Data listing
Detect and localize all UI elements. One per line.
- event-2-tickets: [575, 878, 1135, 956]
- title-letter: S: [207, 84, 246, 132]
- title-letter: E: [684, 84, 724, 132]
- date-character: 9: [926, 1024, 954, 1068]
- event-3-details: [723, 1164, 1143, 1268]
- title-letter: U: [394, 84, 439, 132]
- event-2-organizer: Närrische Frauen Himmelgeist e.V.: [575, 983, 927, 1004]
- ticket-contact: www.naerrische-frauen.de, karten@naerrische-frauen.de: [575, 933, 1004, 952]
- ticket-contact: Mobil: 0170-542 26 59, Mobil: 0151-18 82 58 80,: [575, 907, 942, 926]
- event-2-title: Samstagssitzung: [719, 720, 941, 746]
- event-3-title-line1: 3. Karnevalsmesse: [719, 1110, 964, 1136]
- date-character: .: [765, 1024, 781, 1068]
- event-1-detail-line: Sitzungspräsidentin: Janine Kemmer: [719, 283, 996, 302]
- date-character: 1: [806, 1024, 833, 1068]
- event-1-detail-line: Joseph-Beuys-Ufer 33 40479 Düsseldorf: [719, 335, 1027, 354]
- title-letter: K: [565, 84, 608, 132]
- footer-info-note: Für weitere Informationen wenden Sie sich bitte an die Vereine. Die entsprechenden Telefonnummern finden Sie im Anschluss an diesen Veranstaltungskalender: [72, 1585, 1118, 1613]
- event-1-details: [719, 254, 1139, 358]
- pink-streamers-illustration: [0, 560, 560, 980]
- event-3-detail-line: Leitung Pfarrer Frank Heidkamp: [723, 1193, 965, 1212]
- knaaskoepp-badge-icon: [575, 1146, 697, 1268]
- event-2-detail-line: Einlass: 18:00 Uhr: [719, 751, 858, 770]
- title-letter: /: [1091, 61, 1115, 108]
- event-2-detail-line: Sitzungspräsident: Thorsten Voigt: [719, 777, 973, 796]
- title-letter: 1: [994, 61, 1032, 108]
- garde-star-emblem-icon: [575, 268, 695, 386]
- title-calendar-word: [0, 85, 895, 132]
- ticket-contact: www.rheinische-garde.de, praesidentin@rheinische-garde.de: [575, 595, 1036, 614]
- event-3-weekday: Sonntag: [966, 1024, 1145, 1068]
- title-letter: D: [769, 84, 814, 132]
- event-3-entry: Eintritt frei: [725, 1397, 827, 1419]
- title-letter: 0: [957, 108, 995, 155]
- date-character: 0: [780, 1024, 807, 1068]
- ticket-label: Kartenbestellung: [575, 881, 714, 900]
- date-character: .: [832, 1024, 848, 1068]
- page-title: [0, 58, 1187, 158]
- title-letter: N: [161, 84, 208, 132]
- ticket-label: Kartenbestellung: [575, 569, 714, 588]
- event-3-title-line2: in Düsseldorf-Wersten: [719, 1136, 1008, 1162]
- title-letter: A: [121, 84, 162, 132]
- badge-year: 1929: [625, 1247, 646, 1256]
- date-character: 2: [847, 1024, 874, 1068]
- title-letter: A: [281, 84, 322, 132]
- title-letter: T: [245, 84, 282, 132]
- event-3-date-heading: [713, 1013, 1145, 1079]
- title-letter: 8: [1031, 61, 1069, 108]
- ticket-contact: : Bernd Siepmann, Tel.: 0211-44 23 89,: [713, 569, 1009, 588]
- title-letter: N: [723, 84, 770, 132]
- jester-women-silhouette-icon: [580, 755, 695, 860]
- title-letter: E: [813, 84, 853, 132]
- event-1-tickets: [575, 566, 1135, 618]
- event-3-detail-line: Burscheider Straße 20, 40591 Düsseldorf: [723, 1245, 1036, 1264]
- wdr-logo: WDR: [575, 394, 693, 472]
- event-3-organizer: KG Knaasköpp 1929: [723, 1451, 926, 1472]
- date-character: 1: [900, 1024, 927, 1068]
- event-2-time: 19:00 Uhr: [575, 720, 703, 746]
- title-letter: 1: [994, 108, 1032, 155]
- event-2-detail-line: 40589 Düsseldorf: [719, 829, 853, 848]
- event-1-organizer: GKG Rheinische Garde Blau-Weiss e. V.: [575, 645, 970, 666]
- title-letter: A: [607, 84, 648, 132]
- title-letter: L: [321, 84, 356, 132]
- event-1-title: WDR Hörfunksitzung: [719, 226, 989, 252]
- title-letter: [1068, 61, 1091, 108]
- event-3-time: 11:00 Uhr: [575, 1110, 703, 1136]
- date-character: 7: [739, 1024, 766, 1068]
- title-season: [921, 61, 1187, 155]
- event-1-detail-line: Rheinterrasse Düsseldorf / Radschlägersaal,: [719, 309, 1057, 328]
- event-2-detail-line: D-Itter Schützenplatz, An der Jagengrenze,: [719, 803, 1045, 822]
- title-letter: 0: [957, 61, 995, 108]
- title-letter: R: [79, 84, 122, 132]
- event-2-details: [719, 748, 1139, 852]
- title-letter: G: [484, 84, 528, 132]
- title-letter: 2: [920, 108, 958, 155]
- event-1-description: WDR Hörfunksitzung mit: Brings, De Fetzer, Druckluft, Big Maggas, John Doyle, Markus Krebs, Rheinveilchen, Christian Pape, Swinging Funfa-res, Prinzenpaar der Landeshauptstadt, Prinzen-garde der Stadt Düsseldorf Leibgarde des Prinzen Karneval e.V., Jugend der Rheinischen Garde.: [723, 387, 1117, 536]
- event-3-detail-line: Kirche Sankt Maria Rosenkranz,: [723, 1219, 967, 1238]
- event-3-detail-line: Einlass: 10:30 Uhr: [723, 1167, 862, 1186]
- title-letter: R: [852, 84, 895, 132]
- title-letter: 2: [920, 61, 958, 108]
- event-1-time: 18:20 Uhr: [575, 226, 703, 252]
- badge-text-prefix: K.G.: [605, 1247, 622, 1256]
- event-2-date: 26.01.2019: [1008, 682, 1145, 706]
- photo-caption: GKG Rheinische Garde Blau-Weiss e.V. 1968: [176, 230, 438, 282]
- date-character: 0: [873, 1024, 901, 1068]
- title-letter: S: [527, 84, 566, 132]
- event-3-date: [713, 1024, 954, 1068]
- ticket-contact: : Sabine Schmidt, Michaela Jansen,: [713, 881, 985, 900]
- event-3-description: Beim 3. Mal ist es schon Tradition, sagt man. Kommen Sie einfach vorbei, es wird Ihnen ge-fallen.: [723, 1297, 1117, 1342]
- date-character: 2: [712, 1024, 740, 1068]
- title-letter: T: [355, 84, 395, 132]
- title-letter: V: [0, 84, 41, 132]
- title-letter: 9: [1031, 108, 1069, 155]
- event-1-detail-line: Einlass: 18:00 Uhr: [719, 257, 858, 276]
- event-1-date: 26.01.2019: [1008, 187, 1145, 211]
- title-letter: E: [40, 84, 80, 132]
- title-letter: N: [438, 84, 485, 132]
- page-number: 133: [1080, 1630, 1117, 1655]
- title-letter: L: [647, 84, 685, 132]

> [What this task involves]:
Copy the rows from the start through the line containing "- event-2-organizer: Närrische", changing "title-letter" to "heading-letter" and keeping everything else the same.

> [Expected answer]:
Detect and localize all UI elements. One per line.
- event-2-tickets: [575, 878, 1135, 956]
- heading-letter: S: [207, 84, 246, 132]
- heading-letter: E: [684, 84, 724, 132]
- date-character: 9: [926, 1024, 954, 1068]
- event-3-details: [723, 1164, 1143, 1268]
- heading-letter: U: [394, 84, 439, 132]
- event-2-organizer: Närrische Frauen Himmelgeist e.V.: [575, 983, 927, 1004]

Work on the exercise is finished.